## Listed entries
□ □ □ □ □

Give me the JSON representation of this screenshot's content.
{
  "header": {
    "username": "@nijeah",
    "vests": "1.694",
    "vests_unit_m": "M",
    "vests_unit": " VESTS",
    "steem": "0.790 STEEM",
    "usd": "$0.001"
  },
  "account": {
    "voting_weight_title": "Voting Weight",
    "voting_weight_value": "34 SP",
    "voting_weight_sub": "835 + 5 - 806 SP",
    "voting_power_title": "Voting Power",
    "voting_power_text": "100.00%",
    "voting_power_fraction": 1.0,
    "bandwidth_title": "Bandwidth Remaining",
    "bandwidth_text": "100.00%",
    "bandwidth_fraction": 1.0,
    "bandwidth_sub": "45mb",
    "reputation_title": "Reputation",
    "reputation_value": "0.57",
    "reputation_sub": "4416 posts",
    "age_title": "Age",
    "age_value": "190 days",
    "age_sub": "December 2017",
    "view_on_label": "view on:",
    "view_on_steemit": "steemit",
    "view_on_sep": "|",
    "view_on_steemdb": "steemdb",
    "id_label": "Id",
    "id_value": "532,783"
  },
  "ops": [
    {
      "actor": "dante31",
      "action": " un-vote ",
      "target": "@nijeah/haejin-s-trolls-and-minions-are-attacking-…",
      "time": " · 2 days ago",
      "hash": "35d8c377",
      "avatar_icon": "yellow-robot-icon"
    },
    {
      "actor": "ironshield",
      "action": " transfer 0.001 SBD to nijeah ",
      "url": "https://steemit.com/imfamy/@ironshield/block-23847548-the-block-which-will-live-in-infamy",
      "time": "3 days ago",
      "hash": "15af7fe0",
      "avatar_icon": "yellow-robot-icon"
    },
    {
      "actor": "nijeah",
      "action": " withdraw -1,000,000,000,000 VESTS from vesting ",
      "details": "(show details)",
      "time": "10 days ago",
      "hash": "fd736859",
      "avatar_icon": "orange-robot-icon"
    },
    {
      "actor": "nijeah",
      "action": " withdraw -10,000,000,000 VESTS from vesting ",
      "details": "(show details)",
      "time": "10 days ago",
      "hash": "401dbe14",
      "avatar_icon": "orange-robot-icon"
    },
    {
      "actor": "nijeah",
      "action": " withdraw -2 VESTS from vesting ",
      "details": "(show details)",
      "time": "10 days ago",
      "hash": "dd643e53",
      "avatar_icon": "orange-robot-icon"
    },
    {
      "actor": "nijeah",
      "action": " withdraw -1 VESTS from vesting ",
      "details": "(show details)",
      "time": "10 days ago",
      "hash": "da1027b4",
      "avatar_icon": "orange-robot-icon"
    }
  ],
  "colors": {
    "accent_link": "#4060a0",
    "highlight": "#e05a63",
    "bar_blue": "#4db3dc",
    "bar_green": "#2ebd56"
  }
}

□ □ □ □ □

## Aim
The full set of records should be duplicated exactly.

## Task answer
Give me the JSON representation of this screenshot's content.
{
  "header": {
    "username": "@nijeah",
    "vests": "1.694",
    "vests_unit_m": "M",
    "vests_unit": " VESTS",
    "steem": "0.790 STEEM",
    "usd": "$0.001"
  },
  "account": {
    "voting_weight_title": "Voting Weight",
    "voting_weight_value": "34 SP",
    "voting_weight_sub": "835 + 5 - 806 SP",
    "voting_power_title": "Voting Power",
    "voting_power_text": "100.00%",
    "voting_power_fraction": 1.0,
    "bandwidth_title": "Bandwidth Remaining",
    "bandwidth_text": "100.00%",
    "bandwidth_fraction": 1.0,
    "bandwidth_sub": "45mb",
    "reputation_title": "Reputation",
    "reputation_value": "0.57",
    "reputation_sub": "4416 posts",
    "age_title": "Age",
    "age_value": "190 days",
    "age_sub": "December 2017",
    "view_on_label": "view on:",
    "view_on_steemit": "steemit",
    "view_on_sep": "|",
    "view_on_steemdb": "steemdb",
    "id_label": "Id",
    "id_value": "532,783"
  },
  "ops": [
    {
      "actor": "dante31",
      "action": " un-vote ",
      "target": "@nijeah/haejin-s-trolls-and-minions-are-attacking-…",
      "time": " · 2 days ago",
      "hash": "35d8c377",
      "avatar_icon": "yellow-robot-icon"
    },
    {
      "actor": "ironshield",
      "action": " transfer 0.001 SBD to nijeah ",
      "url": "https://steemit.com/imfamy/@ironshield/block-23847548-the-block-which-will-live-in-infamy",
      "time": "3 days ago",
      "hash": "15af7fe0",
      "avatar_icon": "yellow-robot-icon"
    },
    {
      "actor": "nijeah",
      "action": " withdraw -1,000,000,000,000 VESTS from vesting ",
      "details": "(show details)",
      "time": "10 days ago",
      "hash": "fd736859",
      "avatar_icon": "orange-robot-icon"
    },
    {
      "actor": "nijeah",
      "action": " withdraw -10,000,000,000 VESTS from vesting ",
      "details": "(show details)",
      "time": "10 days ago",
      "hash": "401dbe14",
      "avatar_icon": "orange-robot-icon"
    },
    {
      "actor": "nijeah",
      "action": " withdraw -2 VESTS from vesting ",
      "details": "(show details)",
      "time": "10 days ago",
      "hash": "dd643e53",
      "avatar_icon": "orange-robot-icon"
    },
    {
      "actor": "nijeah",
      "action": " withdraw -1 VESTS from vesting ",
      "details": "(show details)",
      "time": "10 days ago",
      "hash": "da1027b4",
      "avatar_icon": "orange-robot-icon"
    }
  ],
  "colors": {
    "accent_link": "#4060a0",
    "highlight": "#e05a63",
    "bar_blue": "#4db3dc",
    "bar_green": "#2ebd56"
  }
}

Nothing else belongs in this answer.